**WHAT YOU ARE ASKED TO DO**
Give back all the data exactly, line by line.

**DATA RECORDS**
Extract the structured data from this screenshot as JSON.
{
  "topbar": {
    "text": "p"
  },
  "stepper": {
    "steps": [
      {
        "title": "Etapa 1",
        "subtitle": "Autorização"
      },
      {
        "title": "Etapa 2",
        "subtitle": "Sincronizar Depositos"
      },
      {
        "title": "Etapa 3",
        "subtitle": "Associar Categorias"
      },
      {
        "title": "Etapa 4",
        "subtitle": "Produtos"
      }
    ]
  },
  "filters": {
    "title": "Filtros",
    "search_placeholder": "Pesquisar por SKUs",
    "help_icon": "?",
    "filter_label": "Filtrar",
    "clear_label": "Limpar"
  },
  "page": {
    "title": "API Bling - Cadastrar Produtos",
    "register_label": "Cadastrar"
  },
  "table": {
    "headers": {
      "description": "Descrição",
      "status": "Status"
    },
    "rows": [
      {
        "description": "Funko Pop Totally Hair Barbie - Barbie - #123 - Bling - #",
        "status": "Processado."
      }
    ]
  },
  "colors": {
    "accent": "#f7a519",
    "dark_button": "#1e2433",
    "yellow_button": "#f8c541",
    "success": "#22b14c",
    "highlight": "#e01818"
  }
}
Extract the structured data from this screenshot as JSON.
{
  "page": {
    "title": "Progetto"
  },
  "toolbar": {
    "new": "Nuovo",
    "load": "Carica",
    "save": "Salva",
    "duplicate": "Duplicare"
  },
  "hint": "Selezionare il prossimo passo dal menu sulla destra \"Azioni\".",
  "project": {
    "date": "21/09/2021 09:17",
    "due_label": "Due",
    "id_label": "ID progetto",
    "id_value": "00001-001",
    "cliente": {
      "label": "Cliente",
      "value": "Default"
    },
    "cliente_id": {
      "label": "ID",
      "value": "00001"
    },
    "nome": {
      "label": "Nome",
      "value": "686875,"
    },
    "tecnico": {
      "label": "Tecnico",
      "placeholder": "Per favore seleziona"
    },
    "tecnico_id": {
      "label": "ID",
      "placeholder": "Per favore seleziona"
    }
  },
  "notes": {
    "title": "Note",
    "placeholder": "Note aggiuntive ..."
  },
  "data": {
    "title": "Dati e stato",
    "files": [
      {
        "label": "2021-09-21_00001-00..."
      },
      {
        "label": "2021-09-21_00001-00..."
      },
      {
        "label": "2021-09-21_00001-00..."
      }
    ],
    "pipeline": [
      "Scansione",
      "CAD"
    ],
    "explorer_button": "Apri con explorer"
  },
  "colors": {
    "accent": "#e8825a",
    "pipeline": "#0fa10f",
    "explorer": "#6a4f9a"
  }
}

**OUTPUT OF THE EXERCISE**
Extract the structured data from this screenshot as JSON.
{
  "topbar": {
    "text": "p"
  },
  "stepper": {
    "steps": [
      {
        "title": "Etapa 1",
        "subtitle": "Autorização"
      },
      {
        "title": "Etapa 2",
        "subtitle": "Sincronizar Depositos"
      },
      {
        "title": "Etapa 3",
        "subtitle": "Associar Categorias"
      },
      {
        "title": "Etapa 4",
        "subtitle": "Produtos"
      }
    ]
  },
  "filters": {
    "title": "Filtros",
    "search_placeholder": "Pesquisar por SKUs",
    "help_icon": "?",
    "filter_label": "Filtrar",
    "clear_label": "Limpar"
  },
  "page": {
    "title": "API Bling - Cadastrar Produtos",
    "register_label": "Cadastrar"
  },
  "table": {
    "headers": {
      "description": "Descrição",
      "status": "Status"
    },
    "rows": [
      {
        "description": "Funko Pop Totally Hair Barbie - Barbie - #123 - Bling - #",
        "status": "Processado."
      }
    ]
  },
  "colors": {
    "accent": "#f7a519",
    "dark_button": "#1e2433",
    "yellow_button": "#f8c541",
    "success": "#22b14c",
    "highlight": "#e01818"
  }
}
Extract the structured data from this screenshot as JSON.
{
  "page": {
    "title": "Progetto"
  },
  "toolbar": {
    "new": "Nuovo",
    "load": "Carica",
    "save": "Salva",
    "duplicate": "Duplicare"
  },
  "hint": "Selezionare il prossimo passo dal menu sulla destra \"Azioni\".",
  "project": {
    "date": "21/09/2021 09:17",
    "due_label": "Due",
    "id_label": "ID progetto",
    "id_value": "00001-001",
    "cliente": {
      "label": "Cliente",
      "value": "Default"
    },
    "cliente_id": {
      "label": "ID",
      "value": "00001"
    },
    "nome": {
      "label": "Nome",
      "value": "686875,"
    },
    "tecnico": {
      "label": "Tecnico",
      "placeholder": "Per favore seleziona"
    },
    "tecnico_id": {
      "label": "ID",
      "placeholder": "Per favore seleziona"
    }
  },
  "notes": {
    "title": "Note",
    "placeholder": "Note aggiuntive ..."
  },
  "data": {
    "title": "Dati e stato",
    "files": [
      {
        "label": "2021-09-21_00001-00..."
      },
      {
        "label": "2021-09-21_00001-00..."
      },
      {
        "label": "2021-09-21_00001-00..."
      }
    ],
    "pipeline": [
      "Scansione",
      "CAD"
    ],
    "explorer_button": "Apri con explorer"
  },
  "colors": {
    "accent": "#e8825a",
    "pipeline": "#0fa10f",
    "explorer": "#6a4f9a"
  }
}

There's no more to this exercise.